The request: Reproduce all entries precisely as they are written.

Data for processing:
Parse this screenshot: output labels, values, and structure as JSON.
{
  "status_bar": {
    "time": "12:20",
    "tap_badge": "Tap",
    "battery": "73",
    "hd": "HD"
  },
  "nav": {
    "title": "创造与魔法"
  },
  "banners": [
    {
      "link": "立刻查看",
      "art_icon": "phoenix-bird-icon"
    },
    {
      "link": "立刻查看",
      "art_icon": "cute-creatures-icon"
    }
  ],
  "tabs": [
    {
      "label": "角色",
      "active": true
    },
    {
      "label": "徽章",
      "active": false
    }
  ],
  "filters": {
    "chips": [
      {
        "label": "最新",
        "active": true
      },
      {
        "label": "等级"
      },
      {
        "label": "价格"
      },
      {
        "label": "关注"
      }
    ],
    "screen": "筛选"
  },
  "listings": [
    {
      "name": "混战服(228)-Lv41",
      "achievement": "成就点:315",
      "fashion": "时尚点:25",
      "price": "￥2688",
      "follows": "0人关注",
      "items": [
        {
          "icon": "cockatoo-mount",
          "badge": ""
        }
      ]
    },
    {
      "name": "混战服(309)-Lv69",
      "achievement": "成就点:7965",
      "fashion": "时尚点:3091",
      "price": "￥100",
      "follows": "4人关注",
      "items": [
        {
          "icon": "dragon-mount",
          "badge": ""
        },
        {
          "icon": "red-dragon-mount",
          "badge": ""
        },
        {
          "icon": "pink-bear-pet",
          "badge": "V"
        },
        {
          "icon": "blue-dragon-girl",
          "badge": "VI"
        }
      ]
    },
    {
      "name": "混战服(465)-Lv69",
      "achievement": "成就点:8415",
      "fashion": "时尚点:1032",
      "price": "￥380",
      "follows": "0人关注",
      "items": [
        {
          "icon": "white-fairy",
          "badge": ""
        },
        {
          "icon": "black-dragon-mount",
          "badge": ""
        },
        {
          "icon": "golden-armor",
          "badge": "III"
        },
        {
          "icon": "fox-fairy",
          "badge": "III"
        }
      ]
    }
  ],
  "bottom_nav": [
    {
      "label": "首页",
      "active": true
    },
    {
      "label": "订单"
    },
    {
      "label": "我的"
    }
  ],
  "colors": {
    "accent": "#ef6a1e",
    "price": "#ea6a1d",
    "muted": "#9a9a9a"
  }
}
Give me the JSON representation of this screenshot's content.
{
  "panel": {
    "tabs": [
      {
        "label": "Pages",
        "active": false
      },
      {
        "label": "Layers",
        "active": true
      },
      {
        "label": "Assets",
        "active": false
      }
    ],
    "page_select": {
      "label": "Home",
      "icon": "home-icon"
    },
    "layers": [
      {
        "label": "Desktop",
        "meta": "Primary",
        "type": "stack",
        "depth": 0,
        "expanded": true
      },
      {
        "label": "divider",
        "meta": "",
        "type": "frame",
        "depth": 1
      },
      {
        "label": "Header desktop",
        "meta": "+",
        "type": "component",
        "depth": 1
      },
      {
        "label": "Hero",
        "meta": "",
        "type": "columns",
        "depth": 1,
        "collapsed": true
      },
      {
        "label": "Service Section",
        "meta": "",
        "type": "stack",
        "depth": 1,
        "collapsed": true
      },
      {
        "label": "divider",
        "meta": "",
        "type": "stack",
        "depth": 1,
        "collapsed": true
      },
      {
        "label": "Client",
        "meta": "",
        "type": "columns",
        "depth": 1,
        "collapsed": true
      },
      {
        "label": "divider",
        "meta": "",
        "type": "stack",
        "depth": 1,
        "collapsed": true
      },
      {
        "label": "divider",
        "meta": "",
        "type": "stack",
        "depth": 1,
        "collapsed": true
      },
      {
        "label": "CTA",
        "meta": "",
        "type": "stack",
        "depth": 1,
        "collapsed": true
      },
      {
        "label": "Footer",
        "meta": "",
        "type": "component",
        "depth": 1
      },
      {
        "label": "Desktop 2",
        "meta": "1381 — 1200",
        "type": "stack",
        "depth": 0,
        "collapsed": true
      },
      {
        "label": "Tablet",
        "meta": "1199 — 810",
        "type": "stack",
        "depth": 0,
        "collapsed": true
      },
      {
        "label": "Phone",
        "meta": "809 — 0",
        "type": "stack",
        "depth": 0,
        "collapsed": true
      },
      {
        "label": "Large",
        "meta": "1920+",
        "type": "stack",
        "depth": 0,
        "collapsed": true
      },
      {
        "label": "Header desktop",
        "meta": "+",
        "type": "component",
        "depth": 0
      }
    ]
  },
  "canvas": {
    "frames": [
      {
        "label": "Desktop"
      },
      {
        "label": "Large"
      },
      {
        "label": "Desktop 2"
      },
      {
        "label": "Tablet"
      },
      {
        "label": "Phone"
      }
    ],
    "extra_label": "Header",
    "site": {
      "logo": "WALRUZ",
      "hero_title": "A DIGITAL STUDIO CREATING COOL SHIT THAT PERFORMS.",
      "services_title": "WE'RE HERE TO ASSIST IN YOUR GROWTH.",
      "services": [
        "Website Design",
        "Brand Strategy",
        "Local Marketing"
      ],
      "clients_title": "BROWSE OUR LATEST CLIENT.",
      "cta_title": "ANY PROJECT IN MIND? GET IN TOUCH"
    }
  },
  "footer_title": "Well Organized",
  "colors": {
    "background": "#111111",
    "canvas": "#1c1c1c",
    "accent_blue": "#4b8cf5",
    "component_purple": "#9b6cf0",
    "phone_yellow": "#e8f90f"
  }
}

Correct result:
Parse this screenshot: output labels, values, and structure as JSON.
{
  "status_bar": {
    "time": "12:20",
    "tap_badge": "Tap",
    "battery": "73",
    "hd": "HD"
  },
  "nav": {
    "title": "创造与魔法"
  },
  "banners": [
    {
      "link": "立刻查看",
      "art_icon": "phoenix-bird-icon"
    },
    {
      "link": "立刻查看",
      "art_icon": "cute-creatures-icon"
    }
  ],
  "tabs": [
    {
      "label": "角色",
      "active": true
    },
    {
      "label": "徽章",
      "active": false
    }
  ],
  "filters": {
    "chips": [
      {
        "label": "最新",
        "active": true
      },
      {
        "label": "等级"
      },
      {
        "label": "价格"
      },
      {
        "label": "关注"
      }
    ],
    "screen": "筛选"
  },
  "listings": [
    {
      "name": "混战服(228)-Lv41",
      "achievement": "成就点:315",
      "fashion": "时尚点:25",
      "price": "￥2688",
      "follows": "0人关注",
      "items": [
        {
          "icon": "cockatoo-mount",
          "badge": ""
        }
      ]
    },
    {
      "name": "混战服(309)-Lv69",
      "achievement": "成就点:7965",
      "fashion": "时尚点:3091",
      "price": "￥100",
      "follows": "4人关注",
      "items": [
        {
          "icon": "dragon-mount",
          "badge": ""
        },
        {
          "icon": "red-dragon-mount",
          "badge": ""
        },
        {
          "icon": "pink-bear-pet",
          "badge": "V"
        },
        {
          "icon": "blue-dragon-girl",
          "badge": "VI"
        }
      ]
    },
    {
      "name": "混战服(465)-Lv69",
      "achievement": "成就点:8415",
      "fashion": "时尚点:1032",
      "price": "￥380",
      "follows": "0人关注",
      "items": [
        {
          "icon": "white-fairy",
          "badge": ""
        },
        {
          "icon": "black-dragon-mount",
          "badge": ""
        },
        {
          "icon": "golden-armor",
          "badge": "III"
        },
        {
          "icon": "fox-fairy",
          "badge": "III"
        }
      ]
    }
  ],
  "bottom_nav": [
    {
      "label": "首页",
      "active": true
    },
    {
      "label": "订单"
    },
    {
      "label": "我的"
    }
  ],
  "colors": {
    "accent": "#ef6a1e",
    "price": "#ea6a1d",
    "muted": "#9a9a9a"
  }
}
Give me the JSON representation of this screenshot's content.
{
  "panel": {
    "tabs": [
      {
        "label": "Pages",
        "active": false
      },
      {
        "label": "Layers",
        "active": true
      },
      {
        "label": "Assets",
        "active": false
      }
    ],
    "page_select": {
      "label": "Home",
      "icon": "home-icon"
    },
    "layers": [
      {
        "label": "Desktop",
        "meta": "Primary",
        "type": "stack",
        "depth": 0,
        "expanded": true
      },
      {
        "label": "divider",
        "meta": "",
        "type": "frame",
        "depth": 1
      },
      {
        "label": "Header desktop",
        "meta": "+",
        "type": "component",
        "depth": 1
      },
      {
        "label": "Hero",
        "meta": "",
        "type": "columns",
        "depth": 1,
        "collapsed": true
      },
      {
        "label": "Service Section",
        "meta": "",
        "type": "stack",
        "depth": 1,
        "collapsed": true
      },
      {
        "label": "divider",
        "meta": "",
        "type": "stack",
        "depth": 1,
        "collapsed": true
      },
      {
        "label": "Client",
        "meta": "",
        "type": "columns",
        "depth": 1,
        "collapsed": true
      },
      {
        "label": "divider",
        "meta": "",
        "type": "stack",
        "depth": 1,
        "collapsed": true
      },
      {
        "label": "divider",
        "meta": "",
        "type": "stack",
        "depth": 1,
        "collapsed": true
      },
      {
        "label": "CTA",
        "meta": "",
        "type": "stack",
        "depth": 1,
        "collapsed": true
      },
      {
        "label": "Footer",
        "meta": "",
        "type": "component",
        "depth": 1
      },
      {
        "label": "Desktop 2",
        "meta": "1381 — 1200",
        "type": "stack",
        "depth": 0,
        "collapsed": true
      },
      {
        "label": "Tablet",
        "meta": "1199 — 810",
        "type": "stack",
        "depth": 0,
        "collapsed": true
      },
      {
        "label": "Phone",
        "meta": "809 — 0",
        "type": "stack",
        "depth": 0,
        "collapsed": true
      },
      {
        "label": "Large",
        "meta": "1920+",
        "type": "stack",
        "depth": 0,
        "collapsed": true
      },
      {
        "label": "Header desktop",
        "meta": "+",
        "type": "component",
        "depth": 0
      }
    ]
  },
  "canvas": {
    "frames": [
      {
        "label": "Desktop"
      },
      {
        "label": "Large"
      },
      {
        "label": "Desktop 2"
      },
      {
        "label": "Tablet"
      },
      {
        "label": "Phone"
      }
    ],
    "extra_label": "Header",
    "site": {
      "logo": "WALRUZ",
      "hero_title": "A DIGITAL STUDIO CREATING COOL SHIT THAT PERFORMS.",
      "services_title": "WE'RE HERE TO ASSIST IN YOUR GROWTH.",
      "services": [
        "Website Design",
        "Brand Strategy",
        "Local Marketing"
      ],
      "clients_title": "BROWSE OUR LATEST CLIENT.",
      "cta_title": "ANY PROJECT IN MIND? GET IN TOUCH"
    }
  },
  "footer_title": "Well Organized",
  "colors": {
    "background": "#111111",
    "canvas": "#1c1c1c",
    "accent_blue": "#4b8cf5",
    "component_purple": "#9b6cf0",
    "phone_yellow": "#e8f90f"
  }
}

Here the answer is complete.